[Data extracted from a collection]
'''
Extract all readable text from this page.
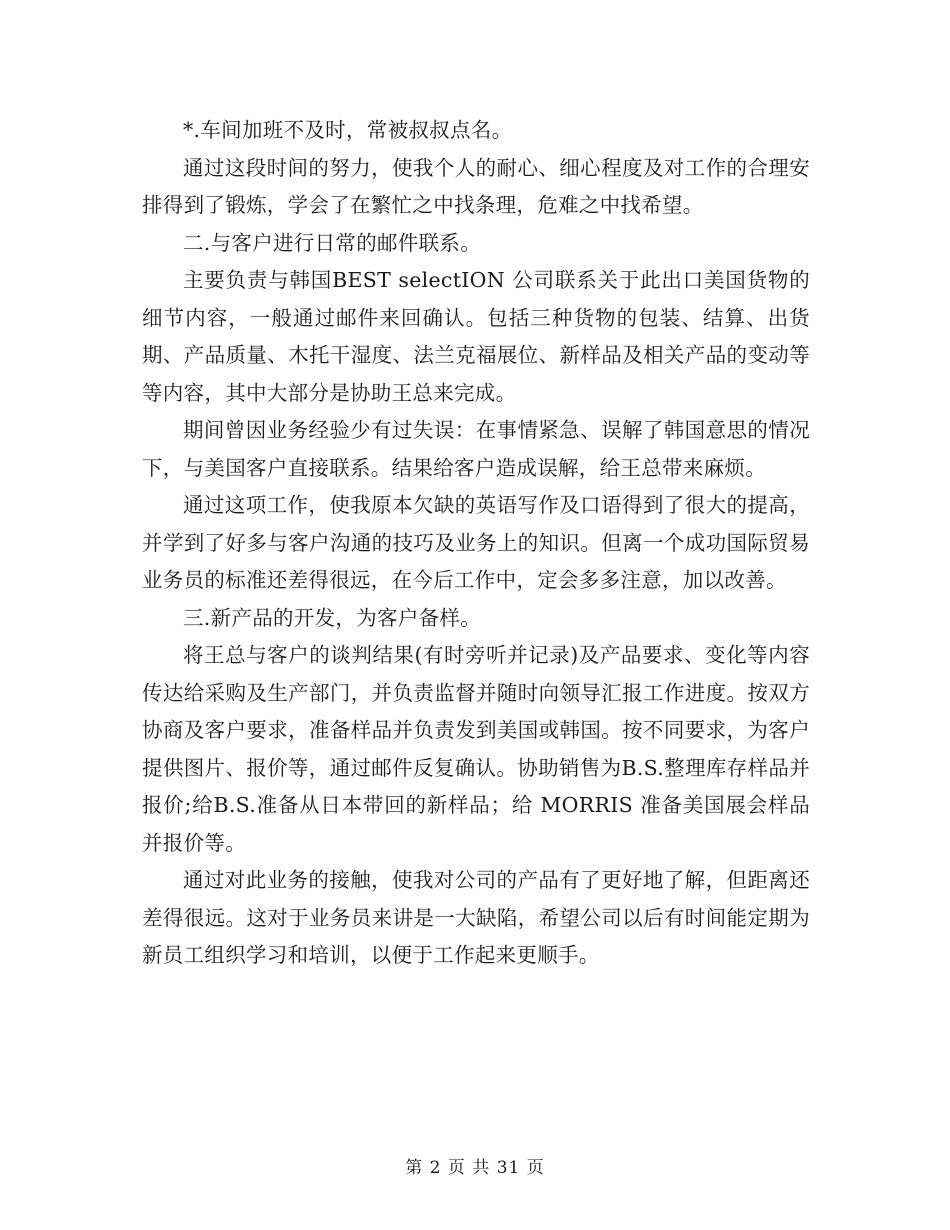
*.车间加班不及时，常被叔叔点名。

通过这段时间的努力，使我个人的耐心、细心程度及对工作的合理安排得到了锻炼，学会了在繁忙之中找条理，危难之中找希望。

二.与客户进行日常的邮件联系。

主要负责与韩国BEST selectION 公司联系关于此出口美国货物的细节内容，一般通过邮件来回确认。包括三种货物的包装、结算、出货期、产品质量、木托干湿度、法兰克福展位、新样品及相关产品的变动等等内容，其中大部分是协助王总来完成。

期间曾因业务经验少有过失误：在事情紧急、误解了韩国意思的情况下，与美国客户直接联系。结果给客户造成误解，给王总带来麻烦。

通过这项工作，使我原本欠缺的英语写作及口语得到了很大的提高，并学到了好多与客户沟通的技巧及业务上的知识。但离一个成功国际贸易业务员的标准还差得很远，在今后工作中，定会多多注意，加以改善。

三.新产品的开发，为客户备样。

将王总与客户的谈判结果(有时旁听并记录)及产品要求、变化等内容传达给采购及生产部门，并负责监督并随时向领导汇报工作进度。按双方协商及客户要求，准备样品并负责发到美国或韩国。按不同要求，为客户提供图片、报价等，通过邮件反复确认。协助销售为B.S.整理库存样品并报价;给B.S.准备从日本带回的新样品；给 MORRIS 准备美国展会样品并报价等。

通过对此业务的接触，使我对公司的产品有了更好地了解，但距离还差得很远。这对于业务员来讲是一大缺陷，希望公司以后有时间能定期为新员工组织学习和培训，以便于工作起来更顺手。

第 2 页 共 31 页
'''
GIVEN TASK => Transcribe the listing above verbatim. Omit the pictures.

ANSWER FOR THIS EXERCISE =>
Extract all readable text from this page.
*.车间加班不及时，常被叔叔点名。

通过这段时间的努力，使我个人的耐心、细心程度及对工作的合理安排得到了锻炼，学会了在繁忙之中找条理，危难之中找希望。

二.与客户进行日常的邮件联系。

主要负责与韩国BEST selectION 公司联系关于此出口美国货物的细节内容，一般通过邮件来回确认。包括三种货物的包装、结算、出货期、产品质量、木托干湿度、法兰克福展位、新样品及相关产品的变动等等内容，其中大部分是协助王总来完成。

期间曾因业务经验少有过失误：在事情紧急、误解了韩国意思的情况下，与美国客户直接联系。结果给客户造成误解，给王总带来麻烦。

通过这项工作，使我原本欠缺的英语写作及口语得到了很大的提高，并学到了好多与客户沟通的技巧及业务上的知识。但离一个成功国际贸易业务员的标准还差得很远，在今后工作中，定会多多注意，加以改善。

三.新产品的开发，为客户备样。

将王总与客户的谈判结果(有时旁听并记录)及产品要求、变化等内容传达给采购及生产部门，并负责监督并随时向领导汇报工作进度。按双方协商及客户要求，准备样品并负责发到美国或韩国。按不同要求，为客户提供图片、报价等，通过邮件反复确认。协助销售为B.S.整理库存样品并报价;给B.S.准备从日本带回的新样品；给 MORRIS 准备美国展会样品并报价等。

通过对此业务的接触，使我对公司的产品有了更好地了解，但距离还差得很远。这对于业务员来讲是一大缺陷，希望公司以后有时间能定期为新员工组织学习和培训，以便于工作起来更顺手。

第 2 页 共 31 页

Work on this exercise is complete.